[START Information provided]

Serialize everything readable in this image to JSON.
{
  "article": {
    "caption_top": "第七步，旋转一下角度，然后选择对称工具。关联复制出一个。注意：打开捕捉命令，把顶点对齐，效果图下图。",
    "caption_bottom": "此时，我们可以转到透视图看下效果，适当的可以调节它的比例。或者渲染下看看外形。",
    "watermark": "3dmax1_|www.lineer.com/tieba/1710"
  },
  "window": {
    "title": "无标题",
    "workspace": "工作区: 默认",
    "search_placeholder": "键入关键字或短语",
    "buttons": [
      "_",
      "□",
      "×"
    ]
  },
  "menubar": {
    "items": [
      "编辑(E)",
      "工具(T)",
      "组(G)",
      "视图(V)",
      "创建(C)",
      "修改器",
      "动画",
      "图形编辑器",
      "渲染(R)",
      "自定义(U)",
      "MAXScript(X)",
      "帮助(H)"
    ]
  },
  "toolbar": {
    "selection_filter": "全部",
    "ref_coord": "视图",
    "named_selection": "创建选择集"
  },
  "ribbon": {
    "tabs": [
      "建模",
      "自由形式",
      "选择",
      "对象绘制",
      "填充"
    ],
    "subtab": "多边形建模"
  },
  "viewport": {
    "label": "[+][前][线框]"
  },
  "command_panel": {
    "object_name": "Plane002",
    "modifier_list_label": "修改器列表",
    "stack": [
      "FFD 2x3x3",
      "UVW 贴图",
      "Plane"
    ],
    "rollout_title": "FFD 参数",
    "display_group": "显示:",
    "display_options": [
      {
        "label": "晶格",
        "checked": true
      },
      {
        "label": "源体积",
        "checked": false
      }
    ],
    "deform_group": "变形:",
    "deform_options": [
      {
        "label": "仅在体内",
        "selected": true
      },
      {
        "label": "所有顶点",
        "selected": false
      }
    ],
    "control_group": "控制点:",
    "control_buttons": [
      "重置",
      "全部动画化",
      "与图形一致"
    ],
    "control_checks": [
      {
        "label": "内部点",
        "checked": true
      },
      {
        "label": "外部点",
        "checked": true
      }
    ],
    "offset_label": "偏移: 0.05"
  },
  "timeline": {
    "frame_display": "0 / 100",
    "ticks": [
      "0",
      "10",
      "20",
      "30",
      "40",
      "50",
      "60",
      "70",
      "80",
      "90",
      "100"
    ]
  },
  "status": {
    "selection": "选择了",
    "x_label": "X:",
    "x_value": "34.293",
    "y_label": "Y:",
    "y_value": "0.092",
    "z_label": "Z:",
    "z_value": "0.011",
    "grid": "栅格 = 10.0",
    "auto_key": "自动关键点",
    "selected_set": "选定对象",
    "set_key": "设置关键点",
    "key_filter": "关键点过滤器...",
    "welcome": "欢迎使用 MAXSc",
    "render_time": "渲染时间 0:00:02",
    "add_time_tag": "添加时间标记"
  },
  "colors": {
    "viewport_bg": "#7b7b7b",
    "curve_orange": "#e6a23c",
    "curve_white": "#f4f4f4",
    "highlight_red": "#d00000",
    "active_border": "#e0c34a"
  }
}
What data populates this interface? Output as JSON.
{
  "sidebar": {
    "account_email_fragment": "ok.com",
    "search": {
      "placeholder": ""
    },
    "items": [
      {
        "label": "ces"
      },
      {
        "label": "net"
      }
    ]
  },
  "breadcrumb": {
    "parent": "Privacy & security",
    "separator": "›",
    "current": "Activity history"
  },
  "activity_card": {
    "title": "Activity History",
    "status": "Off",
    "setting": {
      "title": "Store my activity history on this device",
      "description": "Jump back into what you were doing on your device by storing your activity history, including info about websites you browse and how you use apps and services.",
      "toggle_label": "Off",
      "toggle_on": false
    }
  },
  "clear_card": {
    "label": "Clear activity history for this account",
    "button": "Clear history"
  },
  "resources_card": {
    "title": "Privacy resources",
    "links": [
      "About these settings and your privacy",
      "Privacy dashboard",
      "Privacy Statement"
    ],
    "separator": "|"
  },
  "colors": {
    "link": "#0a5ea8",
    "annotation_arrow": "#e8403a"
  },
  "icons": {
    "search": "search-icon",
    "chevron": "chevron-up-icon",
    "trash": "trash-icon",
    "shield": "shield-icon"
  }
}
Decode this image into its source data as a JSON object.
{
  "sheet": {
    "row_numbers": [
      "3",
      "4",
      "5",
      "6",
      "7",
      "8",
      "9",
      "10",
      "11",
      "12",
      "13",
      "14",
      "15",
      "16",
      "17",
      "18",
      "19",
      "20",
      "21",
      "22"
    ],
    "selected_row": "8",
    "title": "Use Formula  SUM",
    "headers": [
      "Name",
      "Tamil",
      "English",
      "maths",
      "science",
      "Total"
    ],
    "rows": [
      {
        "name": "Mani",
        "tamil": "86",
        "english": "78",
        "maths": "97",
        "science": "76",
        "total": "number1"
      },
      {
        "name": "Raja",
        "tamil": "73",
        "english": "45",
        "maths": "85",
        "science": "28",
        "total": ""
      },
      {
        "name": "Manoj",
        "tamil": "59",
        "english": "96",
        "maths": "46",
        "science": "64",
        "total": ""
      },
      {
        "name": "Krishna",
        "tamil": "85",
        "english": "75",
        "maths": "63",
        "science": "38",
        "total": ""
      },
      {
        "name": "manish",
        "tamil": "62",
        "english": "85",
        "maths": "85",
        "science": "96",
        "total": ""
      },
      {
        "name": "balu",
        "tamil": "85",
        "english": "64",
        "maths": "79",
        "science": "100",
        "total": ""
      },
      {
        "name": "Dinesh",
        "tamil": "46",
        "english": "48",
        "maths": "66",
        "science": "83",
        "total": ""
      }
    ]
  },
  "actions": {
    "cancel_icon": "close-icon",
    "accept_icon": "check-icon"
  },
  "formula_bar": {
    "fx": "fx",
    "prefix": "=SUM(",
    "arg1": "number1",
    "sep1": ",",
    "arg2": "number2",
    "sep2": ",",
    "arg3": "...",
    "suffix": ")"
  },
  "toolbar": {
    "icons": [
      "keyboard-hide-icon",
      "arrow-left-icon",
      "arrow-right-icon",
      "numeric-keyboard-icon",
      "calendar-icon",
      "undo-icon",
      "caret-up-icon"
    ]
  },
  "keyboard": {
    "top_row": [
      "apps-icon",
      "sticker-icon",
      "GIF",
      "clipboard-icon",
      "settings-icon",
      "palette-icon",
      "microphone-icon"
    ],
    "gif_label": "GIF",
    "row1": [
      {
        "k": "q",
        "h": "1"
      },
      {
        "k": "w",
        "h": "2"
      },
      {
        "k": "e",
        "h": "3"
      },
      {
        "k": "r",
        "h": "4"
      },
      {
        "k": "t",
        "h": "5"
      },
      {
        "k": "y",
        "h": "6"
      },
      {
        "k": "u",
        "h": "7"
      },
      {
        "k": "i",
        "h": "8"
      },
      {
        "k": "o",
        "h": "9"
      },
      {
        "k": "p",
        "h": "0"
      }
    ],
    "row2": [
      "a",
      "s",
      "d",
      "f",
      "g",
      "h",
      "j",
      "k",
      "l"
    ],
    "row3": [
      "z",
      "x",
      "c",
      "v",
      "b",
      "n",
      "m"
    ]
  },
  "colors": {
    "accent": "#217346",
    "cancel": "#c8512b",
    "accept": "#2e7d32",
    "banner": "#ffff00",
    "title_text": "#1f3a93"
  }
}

[END Information provided]

What you should do — Find the lines holding "apps" and list every one.

Solution to this task —
      "description": "Jump back into what you were doing on your device by storing your activity history, including info about websites you browse and how you use apps and services.",
      "apps-icon",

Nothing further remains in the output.